(Collection entries)
-- Begin --

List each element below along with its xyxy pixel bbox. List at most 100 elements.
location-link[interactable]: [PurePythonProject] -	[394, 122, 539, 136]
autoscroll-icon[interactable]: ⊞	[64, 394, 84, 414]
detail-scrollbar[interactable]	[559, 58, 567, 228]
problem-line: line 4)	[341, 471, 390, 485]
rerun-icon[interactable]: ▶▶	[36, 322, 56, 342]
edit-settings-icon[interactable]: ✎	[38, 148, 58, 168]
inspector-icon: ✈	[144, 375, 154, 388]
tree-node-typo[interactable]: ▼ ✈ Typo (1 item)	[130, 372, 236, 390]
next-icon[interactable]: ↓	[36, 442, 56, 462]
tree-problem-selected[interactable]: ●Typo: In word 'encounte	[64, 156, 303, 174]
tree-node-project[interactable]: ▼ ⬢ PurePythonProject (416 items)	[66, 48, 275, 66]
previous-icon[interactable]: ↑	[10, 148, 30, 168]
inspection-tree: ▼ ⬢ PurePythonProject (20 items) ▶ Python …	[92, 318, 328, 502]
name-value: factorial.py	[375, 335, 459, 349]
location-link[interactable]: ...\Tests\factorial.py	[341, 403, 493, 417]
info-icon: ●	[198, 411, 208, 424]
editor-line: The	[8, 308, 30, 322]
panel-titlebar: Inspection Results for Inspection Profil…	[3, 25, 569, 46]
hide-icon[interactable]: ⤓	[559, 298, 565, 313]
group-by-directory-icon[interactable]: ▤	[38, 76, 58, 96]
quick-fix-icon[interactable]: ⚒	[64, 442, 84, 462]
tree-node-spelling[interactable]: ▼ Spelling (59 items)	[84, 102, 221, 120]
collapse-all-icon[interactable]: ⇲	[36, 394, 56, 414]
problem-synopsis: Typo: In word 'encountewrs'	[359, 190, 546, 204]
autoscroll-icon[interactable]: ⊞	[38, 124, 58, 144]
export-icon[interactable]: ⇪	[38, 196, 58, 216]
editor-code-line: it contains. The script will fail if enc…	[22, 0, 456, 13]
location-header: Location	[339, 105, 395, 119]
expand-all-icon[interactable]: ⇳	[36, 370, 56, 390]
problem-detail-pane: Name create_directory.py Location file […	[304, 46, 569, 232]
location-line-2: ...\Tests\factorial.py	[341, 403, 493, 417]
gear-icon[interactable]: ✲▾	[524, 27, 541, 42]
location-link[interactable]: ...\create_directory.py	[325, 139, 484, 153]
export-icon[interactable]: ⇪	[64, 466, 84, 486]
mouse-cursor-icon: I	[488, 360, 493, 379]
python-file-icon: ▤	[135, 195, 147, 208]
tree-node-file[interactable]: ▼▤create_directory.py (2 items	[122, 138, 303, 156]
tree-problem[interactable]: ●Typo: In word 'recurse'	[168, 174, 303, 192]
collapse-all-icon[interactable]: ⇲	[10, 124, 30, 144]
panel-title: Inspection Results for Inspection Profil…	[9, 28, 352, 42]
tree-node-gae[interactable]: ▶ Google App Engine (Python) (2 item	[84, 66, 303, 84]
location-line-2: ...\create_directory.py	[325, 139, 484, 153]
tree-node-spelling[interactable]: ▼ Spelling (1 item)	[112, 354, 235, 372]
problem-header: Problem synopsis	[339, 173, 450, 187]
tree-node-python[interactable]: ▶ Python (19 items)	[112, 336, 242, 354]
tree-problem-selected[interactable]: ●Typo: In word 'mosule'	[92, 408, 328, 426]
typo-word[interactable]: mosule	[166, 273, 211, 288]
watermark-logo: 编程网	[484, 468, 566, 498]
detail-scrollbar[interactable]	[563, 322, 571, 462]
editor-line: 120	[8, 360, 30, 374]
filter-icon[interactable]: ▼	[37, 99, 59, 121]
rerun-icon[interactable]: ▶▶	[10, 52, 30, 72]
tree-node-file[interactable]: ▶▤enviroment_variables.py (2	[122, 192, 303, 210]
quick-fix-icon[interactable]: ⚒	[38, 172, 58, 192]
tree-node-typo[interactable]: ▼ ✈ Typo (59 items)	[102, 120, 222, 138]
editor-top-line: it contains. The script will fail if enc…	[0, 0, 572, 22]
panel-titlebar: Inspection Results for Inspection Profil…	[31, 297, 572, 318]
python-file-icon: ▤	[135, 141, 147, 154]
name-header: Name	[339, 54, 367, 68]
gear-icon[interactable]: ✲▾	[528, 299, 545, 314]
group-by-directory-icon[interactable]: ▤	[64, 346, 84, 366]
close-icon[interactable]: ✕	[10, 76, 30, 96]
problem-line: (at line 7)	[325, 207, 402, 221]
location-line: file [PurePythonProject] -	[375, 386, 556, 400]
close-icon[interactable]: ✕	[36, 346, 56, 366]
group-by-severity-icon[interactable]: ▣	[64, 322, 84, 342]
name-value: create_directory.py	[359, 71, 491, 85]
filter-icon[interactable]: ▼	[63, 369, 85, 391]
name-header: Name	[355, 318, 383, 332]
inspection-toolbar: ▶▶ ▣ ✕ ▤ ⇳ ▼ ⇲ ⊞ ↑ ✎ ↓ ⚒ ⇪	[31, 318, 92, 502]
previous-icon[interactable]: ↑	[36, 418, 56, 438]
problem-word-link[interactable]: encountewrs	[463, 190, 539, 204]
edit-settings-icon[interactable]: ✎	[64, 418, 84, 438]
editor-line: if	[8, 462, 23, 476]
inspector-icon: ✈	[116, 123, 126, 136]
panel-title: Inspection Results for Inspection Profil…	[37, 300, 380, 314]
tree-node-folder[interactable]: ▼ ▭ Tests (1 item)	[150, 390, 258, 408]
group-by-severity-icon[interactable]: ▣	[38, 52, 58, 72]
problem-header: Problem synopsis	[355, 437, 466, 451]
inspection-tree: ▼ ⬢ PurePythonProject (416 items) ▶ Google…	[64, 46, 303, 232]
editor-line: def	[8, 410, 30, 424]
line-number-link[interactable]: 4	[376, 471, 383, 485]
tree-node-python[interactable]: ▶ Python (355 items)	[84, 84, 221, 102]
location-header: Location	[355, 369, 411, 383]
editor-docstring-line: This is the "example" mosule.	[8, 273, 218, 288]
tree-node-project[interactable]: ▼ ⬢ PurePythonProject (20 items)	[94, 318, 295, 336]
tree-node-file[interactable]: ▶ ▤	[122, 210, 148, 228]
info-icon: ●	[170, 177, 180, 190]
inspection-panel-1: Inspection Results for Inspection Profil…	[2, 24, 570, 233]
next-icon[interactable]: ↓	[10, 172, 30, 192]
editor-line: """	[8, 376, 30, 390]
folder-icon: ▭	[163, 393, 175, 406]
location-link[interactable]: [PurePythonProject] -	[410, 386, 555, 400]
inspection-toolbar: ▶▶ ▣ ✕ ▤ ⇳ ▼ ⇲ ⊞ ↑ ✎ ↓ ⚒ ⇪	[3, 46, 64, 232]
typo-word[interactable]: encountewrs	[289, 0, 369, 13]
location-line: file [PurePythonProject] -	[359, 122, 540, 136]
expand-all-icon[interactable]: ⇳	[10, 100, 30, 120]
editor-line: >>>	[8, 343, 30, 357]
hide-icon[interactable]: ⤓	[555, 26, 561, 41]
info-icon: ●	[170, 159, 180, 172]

-- End --

* **Job**: Please rewrite the data above, swapping every "location-link" for "path-link" and leaving everything else unchanged.

* **Output below**:
List each element below along with its xyxy pixel bbox. List at most 100 elements.
path-link[interactable]: [PurePythonProject] -	[394, 122, 539, 136]
autoscroll-icon[interactable]: ⊞	[64, 394, 84, 414]
detail-scrollbar[interactable]	[559, 58, 567, 228]
problem-line: line 4)	[341, 471, 390, 485]
rerun-icon[interactable]: ▶▶	[36, 322, 56, 342]
edit-settings-icon[interactable]: ✎	[38, 148, 58, 168]
inspector-icon: ✈	[144, 375, 154, 388]
tree-node-typo[interactable]: ▼ ✈ Typo (1 item)	[130, 372, 236, 390]
next-icon[interactable]: ↓	[36, 442, 56, 462]
tree-problem-selected[interactable]: ●Typo: In word 'encounte	[64, 156, 303, 174]
tree-node-project[interactable]: ▼ ⬢ PurePythonProject (416 items)	[66, 48, 275, 66]
previous-icon[interactable]: ↑	[10, 148, 30, 168]
inspection-tree: ▼ ⬢ PurePythonProject (20 items) ▶ Python …	[92, 318, 328, 502]
name-value: factorial.py	[375, 335, 459, 349]
path-link[interactable]: ...\Tests\factorial.py	[341, 403, 493, 417]
info-icon: ●	[198, 411, 208, 424]
editor-line: The	[8, 308, 30, 322]
panel-titlebar: Inspection Results for Inspection Profil…	[3, 25, 569, 46]
hide-icon[interactable]: ⤓	[559, 298, 565, 313]
group-by-directory-icon[interactable]: ▤	[38, 76, 58, 96]
quick-fix-icon[interactable]: ⚒	[64, 442, 84, 462]
tree-node-spelling[interactable]: ▼ Spelling (59 items)	[84, 102, 221, 120]
collapse-all-icon[interactable]: ⇲	[36, 394, 56, 414]
problem-synopsis: Typo: In word 'encountewrs'	[359, 190, 546, 204]
autoscroll-icon[interactable]: ⊞	[38, 124, 58, 144]
export-icon[interactable]: ⇪	[38, 196, 58, 216]
editor-code-line: it contains. The script will fail if enc…	[22, 0, 456, 13]
location-header: Location	[339, 105, 395, 119]
expand-all-icon[interactable]: ⇳	[36, 370, 56, 390]
problem-detail-pane: Name create_directory.py Location file […	[304, 46, 569, 232]
location-line-2: ...\Tests\factorial.py	[341, 403, 493, 417]
gear-icon[interactable]: ✲▾	[524, 27, 541, 42]
path-link[interactable]: ...\create_directory.py	[325, 139, 484, 153]
export-icon[interactable]: ⇪	[64, 466, 84, 486]
mouse-cursor-icon: I	[488, 360, 493, 379]
python-file-icon: ▤	[135, 195, 147, 208]
tree-node-file[interactable]: ▼▤create_directory.py (2 items	[122, 138, 303, 156]
tree-problem[interactable]: ●Typo: In word 'recurse'	[168, 174, 303, 192]
collapse-all-icon[interactable]: ⇲	[10, 124, 30, 144]
panel-title: Inspection Results for Inspection Profil…	[9, 28, 352, 42]
tree-node-gae[interactable]: ▶ Google App Engine (Python) (2 item	[84, 66, 303, 84]
location-line-2: ...\create_directory.py	[325, 139, 484, 153]
tree-node-spelling[interactable]: ▼ Spelling (1 item)	[112, 354, 235, 372]
problem-header: Problem synopsis	[339, 173, 450, 187]
tree-node-python[interactable]: ▶ Python (19 items)	[112, 336, 242, 354]
tree-problem-selected[interactable]: ●Typo: In word 'mosule'	[92, 408, 328, 426]
typo-word[interactable]: mosule	[166, 273, 211, 288]
watermark-logo: 编程网	[484, 468, 566, 498]
detail-scrollbar[interactable]	[563, 322, 571, 462]
editor-line: 120	[8, 360, 30, 374]
filter-icon[interactable]: ▼	[37, 99, 59, 121]
rerun-icon[interactable]: ▶▶	[10, 52, 30, 72]
tree-node-file[interactable]: ▶▤enviroment_variables.py (2	[122, 192, 303, 210]
quick-fix-icon[interactable]: ⚒	[38, 172, 58, 192]
tree-node-typo[interactable]: ▼ ✈ Typo (59 items)	[102, 120, 222, 138]
editor-top-line: it contains. The script will fail if enc…	[0, 0, 572, 22]
panel-titlebar: Inspection Results for Inspection Profil…	[31, 297, 572, 318]
python-file-icon: ▤	[135, 141, 147, 154]
name-header: Name	[339, 54, 367, 68]
gear-icon[interactable]: ✲▾	[528, 299, 545, 314]
group-by-directory-icon[interactable]: ▤	[64, 346, 84, 366]
close-icon[interactable]: ✕	[10, 76, 30, 96]
problem-line: (at line 7)	[325, 207, 402, 221]
location-line: file [PurePythonProject] -	[375, 386, 556, 400]
close-icon[interactable]: ✕	[36, 346, 56, 366]
group-by-severity-icon[interactable]: ▣	[64, 322, 84, 342]
name-value: create_directory.py	[359, 71, 491, 85]
filter-icon[interactable]: ▼	[63, 369, 85, 391]
name-header: Name	[355, 318, 383, 332]
inspection-toolbar: ▶▶ ▣ ✕ ▤ ⇳ ▼ ⇲ ⊞ ↑ ✎ ↓ ⚒ ⇪	[31, 318, 92, 502]
previous-icon[interactable]: ↑	[36, 418, 56, 438]
problem-word-link[interactable]: encountewrs	[463, 190, 539, 204]
edit-settings-icon[interactable]: ✎	[64, 418, 84, 438]
editor-line: if	[8, 462, 23, 476]
inspector-icon: ✈	[116, 123, 126, 136]
panel-title: Inspection Results for Inspection Profil…	[37, 300, 380, 314]
tree-node-folder[interactable]: ▼ ▭ Tests (1 item)	[150, 390, 258, 408]
group-by-severity-icon[interactable]: ▣	[38, 52, 58, 72]
problem-header: Problem synopsis	[355, 437, 466, 451]
inspection-tree: ▼ ⬢ PurePythonProject (416 items) ▶ Google…	[64, 46, 303, 232]
editor-line: def	[8, 410, 30, 424]
line-number-link[interactable]: 4	[376, 471, 383, 485]
tree-node-python[interactable]: ▶ Python (355 items)	[84, 84, 221, 102]
location-header: Location	[355, 369, 411, 383]
editor-docstring-line: This is the "example" mosule.	[8, 273, 218, 288]
tree-node-project[interactable]: ▼ ⬢ PurePythonProject (20 items)	[94, 318, 295, 336]
tree-node-file[interactable]: ▶ ▤	[122, 210, 148, 228]
info-icon: ●	[170, 177, 180, 190]
inspection-panel-1: Inspection Results for Inspection Profil…	[2, 24, 570, 233]
next-icon[interactable]: ↓	[10, 172, 30, 192]
editor-line: """	[8, 376, 30, 390]
folder-icon: ▭	[163, 393, 175, 406]
path-link[interactable]: [PurePythonProject] -	[410, 386, 555, 400]
inspection-toolbar: ▶▶ ▣ ✕ ▤ ⇳ ▼ ⇲ ⊞ ↑ ✎ ↓ ⚒ ⇪	[3, 46, 64, 232]
typo-word[interactable]: encountewrs	[289, 0, 369, 13]
location-line: file [PurePythonProject] -	[359, 122, 540, 136]
expand-all-icon[interactable]: ⇳	[10, 100, 30, 120]
editor-line: >>>	[8, 343, 30, 357]
hide-icon[interactable]: ⤓	[555, 26, 561, 41]
info-icon: ●	[170, 159, 180, 172]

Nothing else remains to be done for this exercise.